* **Task directions**: Without including any pictures, write out all the entries exactly.
= = =
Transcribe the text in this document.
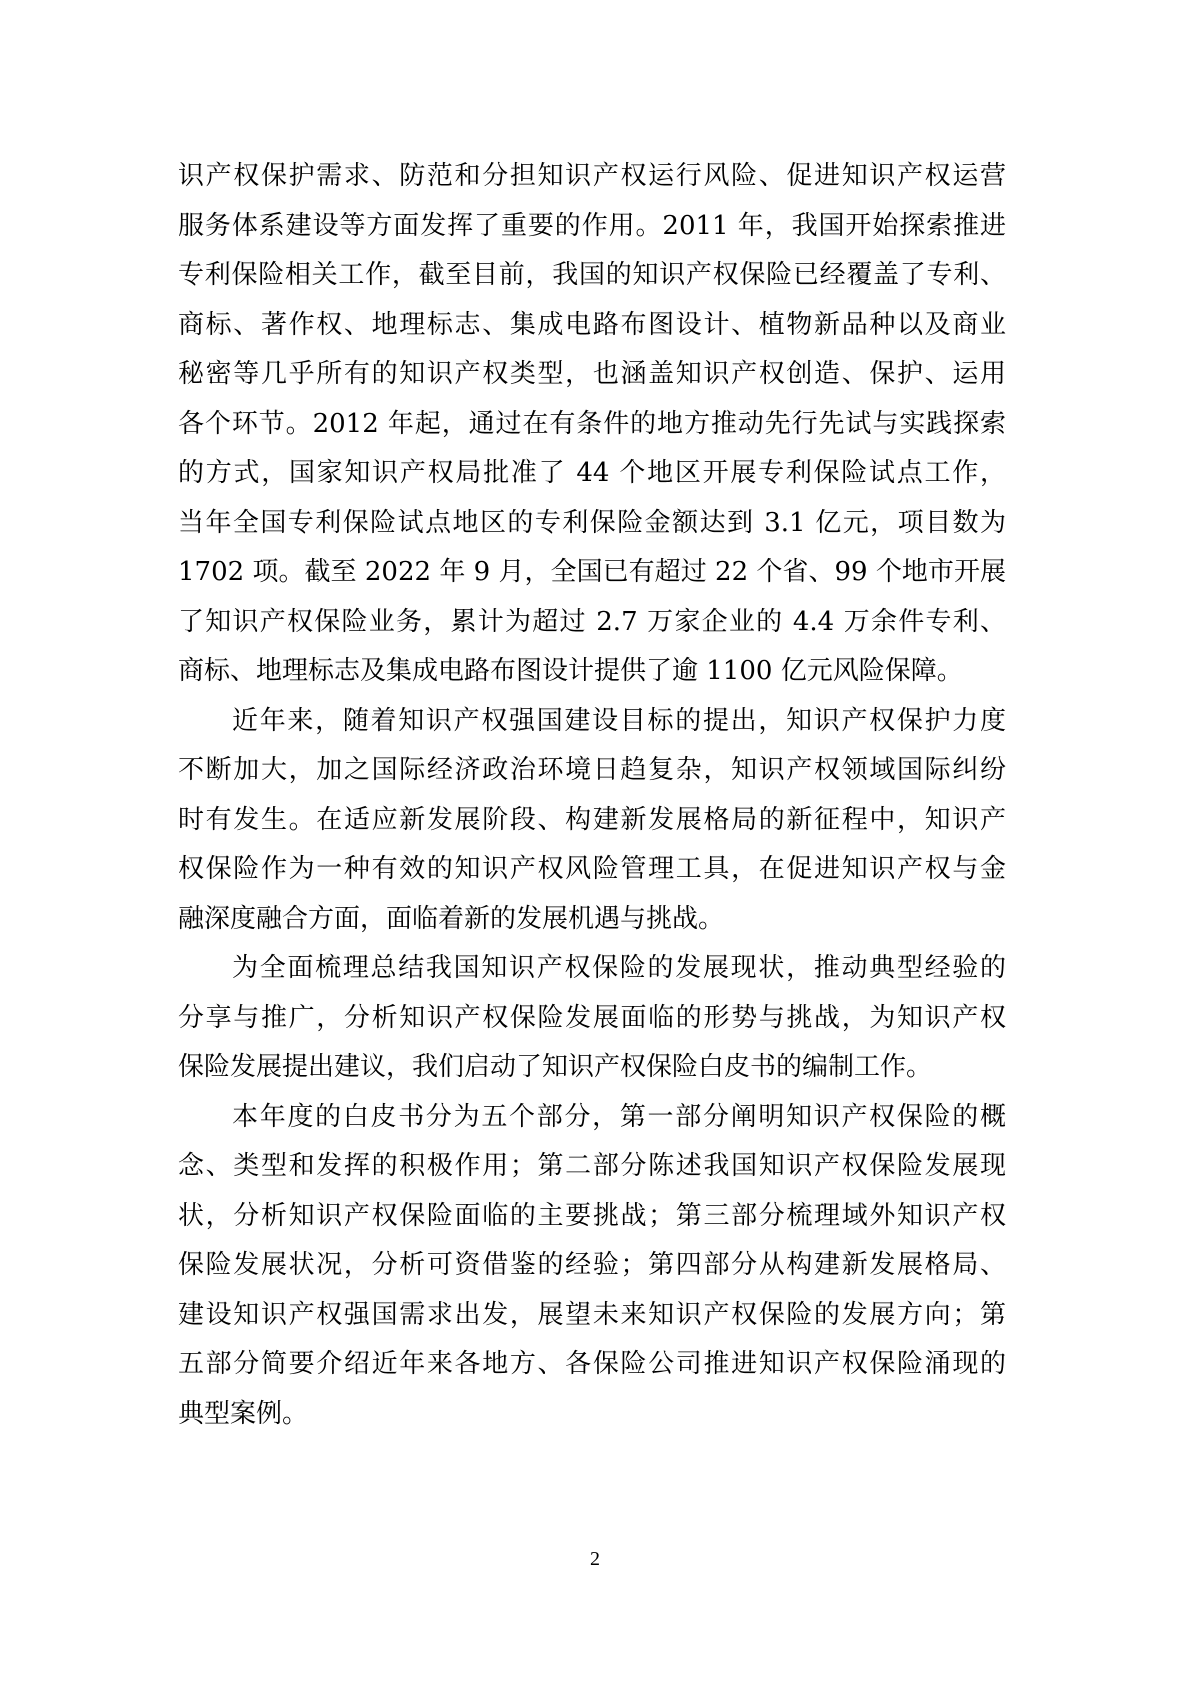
识产权保护需求、防范和分担知识产权运行风险、促进知识产权运营
服务体系建设等方面发挥了重要的作用。2011 年，我国开始探索推进
专利保险相关工作，截至目前，我国的知识产权保险已经覆盖了专利、
商标、著作权、地理标志、集成电路布图设计、植物新品种以及商业
秘密等几乎所有的知识产权类型，也涵盖知识产权创造、保护、运用
各个环节。2012 年起，通过在有条件的地方推动先行先试与实践探索
的方式，国家知识产权局批准了 44 个地区开展专利保险试点工作，
当年全国专利保险试点地区的专利保险金额达到 3.1 亿元，项目数为
1702 项。截至 2022 年 9 月，全国已有超过 22 个省、99 个地市开展
了知识产权保险业务，累计为超过 2.7 万家企业的 4.4 万余件专利、
商标、地理标志及集成电路布图设计提供了逾 1100 亿元风险保障。
近年来，随着知识产权强国建设目标的提出，知识产权保护力度
不断加大，加之国际经济政治环境日趋复杂，知识产权领域国际纠纷
时有发生。在适应新发展阶段、构建新发展格局的新征程中，知识产
权保险作为一种有效的知识产权风险管理工具，在促进知识产权与金
融深度融合方面，面临着新的发展机遇与挑战。
为全面梳理总结我国知识产权保险的发展现状，推动典型经验的
分享与推广，分析知识产权保险发展面临的形势与挑战，为知识产权
保险发展提出建议，我们启动了知识产权保险白皮书的编制工作。
本年度的白皮书分为五个部分，第一部分阐明知识产权保险的概
念、类型和发挥的积极作用；第二部分陈述我国知识产权保险发展现
状，分析知识产权保险面临的主要挑战；第三部分梳理域外知识产权
保险发展状况，分析可资借鉴的经验；第四部分从构建新发展格局、
建设知识产权强国需求出发，展望未来知识产权保险的发展方向；第
五部分简要介绍近年来各地方、各保险公司推进知识产权保险涌现的
典型案例。
2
= = =
* **Written response**:
Transcribe the text in this document.
识产权保护需求、防范和分担知识产权运行风险、促进知识产权运营
服务体系建设等方面发挥了重要的作用。2011 年，我国开始探索推进
专利保险相关工作，截至目前，我国的知识产权保险已经覆盖了专利、
商标、著作权、地理标志、集成电路布图设计、植物新品种以及商业
秘密等几乎所有的知识产权类型，也涵盖知识产权创造、保护、运用
各个环节。2012 年起，通过在有条件的地方推动先行先试与实践探索
的方式，国家知识产权局批准了 44 个地区开展专利保险试点工作，
当年全国专利保险试点地区的专利保险金额达到 3.1 亿元，项目数为
1702 项。截至 2022 年 9 月，全国已有超过 22 个省、99 个地市开展
了知识产权保险业务，累计为超过 2.7 万家企业的 4.4 万余件专利、
商标、地理标志及集成电路布图设计提供了逾 1100 亿元风险保障。
近年来，随着知识产权强国建设目标的提出，知识产权保护力度
不断加大，加之国际经济政治环境日趋复杂，知识产权领域国际纠纷
时有发生。在适应新发展阶段、构建新发展格局的新征程中，知识产
权保险作为一种有效的知识产权风险管理工具，在促进知识产权与金
融深度融合方面，面临着新的发展机遇与挑战。
为全面梳理总结我国知识产权保险的发展现状，推动典型经验的
分享与推广，分析知识产权保险发展面临的形势与挑战，为知识产权
保险发展提出建议，我们启动了知识产权保险白皮书的编制工作。
本年度的白皮书分为五个部分，第一部分阐明知识产权保险的概
念、类型和发挥的积极作用；第二部分陈述我国知识产权保险发展现
状，分析知识产权保险面临的主要挑战；第三部分梳理域外知识产权
保险发展状况，分析可资借鉴的经验；第四部分从构建新发展格局、
建设知识产权强国需求出发，展望未来知识产权保险的发展方向；第
五部分简要介绍近年来各地方、各保险公司推进知识产权保险涌现的
典型案例。
2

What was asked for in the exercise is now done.